◆ **Data excerpts**
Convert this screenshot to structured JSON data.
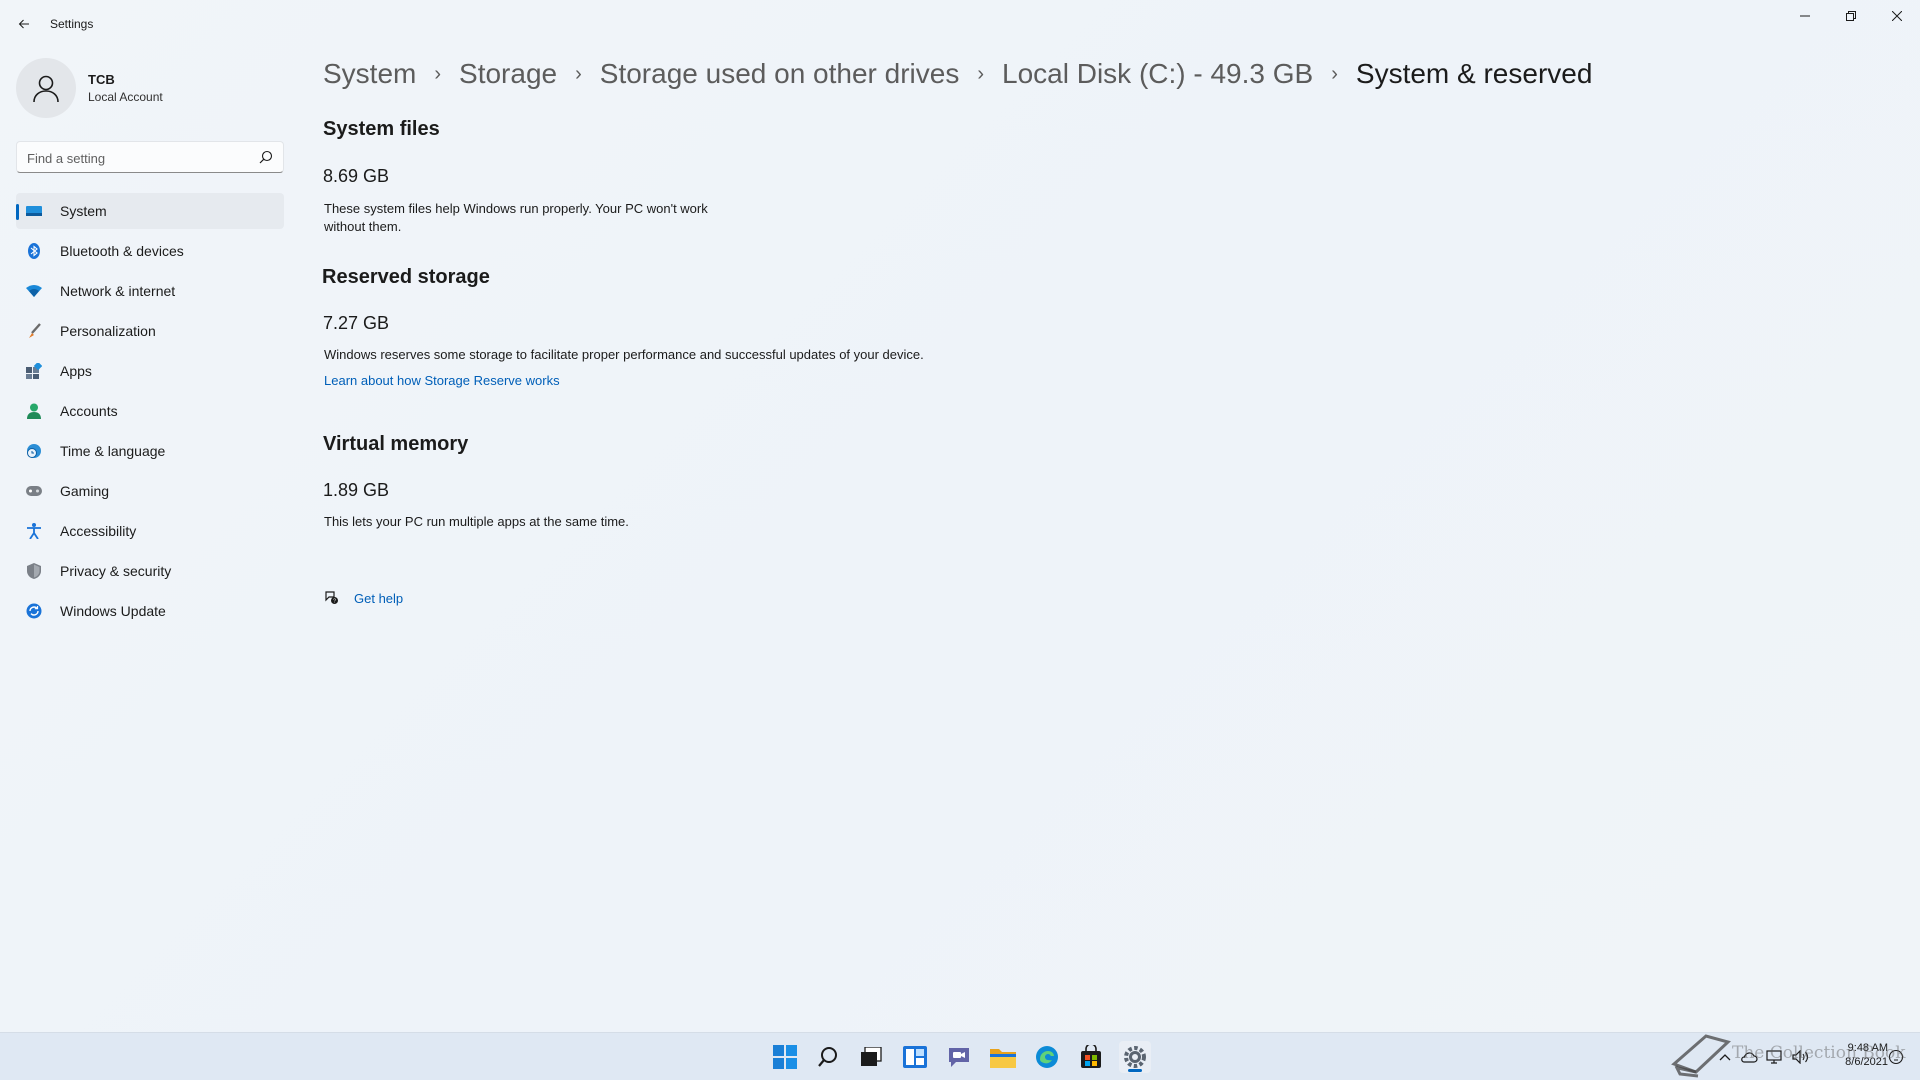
{
  "app": {
    "title": "Settings"
  },
  "profile": {
    "name": "TCB",
    "account_type": "Local Account"
  },
  "search": {
    "placeholder": "Find a setting"
  },
  "sidebar": {
    "items": [
      {
        "label": "System",
        "icon": "system-icon",
        "selected": true
      },
      {
        "label": "Bluetooth & devices",
        "icon": "bluetooth-icon"
      },
      {
        "label": "Network & internet",
        "icon": "wifi-icon"
      },
      {
        "label": "Personalization",
        "icon": "brush-icon"
      },
      {
        "label": "Apps",
        "icon": "apps-icon"
      },
      {
        "label": "Accounts",
        "icon": "person-icon"
      },
      {
        "label": "Time & language",
        "icon": "globe-clock-icon"
      },
      {
        "label": "Gaming",
        "icon": "gamepad-icon"
      },
      {
        "label": "Accessibility",
        "icon": "accessibility-icon"
      },
      {
        "label": "Privacy & security",
        "icon": "shield-icon"
      },
      {
        "label": "Windows Update",
        "icon": "update-icon"
      }
    ]
  },
  "breadcrumb": [
    "System",
    "Storage",
    "Storage used on other drives",
    "Local Disk (C:) - 49.3 GB",
    "System & reserved"
  ],
  "sections": {
    "system_files": {
      "title": "System files",
      "size": "8.69 GB",
      "description_line1": "These system files help Windows run properly. Your PC won't work",
      "description_line2": "without them."
    },
    "reserved_storage": {
      "title": "Reserved storage",
      "size": "7.27 GB",
      "description": "Windows reserves some storage to facilitate proper performance and successful updates of your device.",
      "link": "Learn about how Storage Reserve works"
    },
    "virtual_memory": {
      "title": "Virtual memory",
      "size": "1.89 GB",
      "description": "This lets your PC run multiple apps at the same time."
    }
  },
  "help": {
    "label": "Get help"
  },
  "taskbar": {
    "apps": [
      "start-icon",
      "search-icon",
      "task-view-icon",
      "widgets-icon",
      "chat-icon",
      "file-explorer-icon",
      "edge-icon",
      "store-icon",
      "settings-icon"
    ],
    "active_app": "settings-icon",
    "time": "9:48 AM",
    "date": "8/6/2021"
  },
  "watermark": {
    "text": "The Collection Book"
  },
  "colors": {
    "accent": "#0067c0",
    "link": "#005fb8"
  }
}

◆ **Problem**
Find the lines above holding the word "help" and show them.

◆ **Exercise answer**
      "description_line1": "These system files help Windows run properly. Your PC won't work",
  "help": {
    "label": "Get help"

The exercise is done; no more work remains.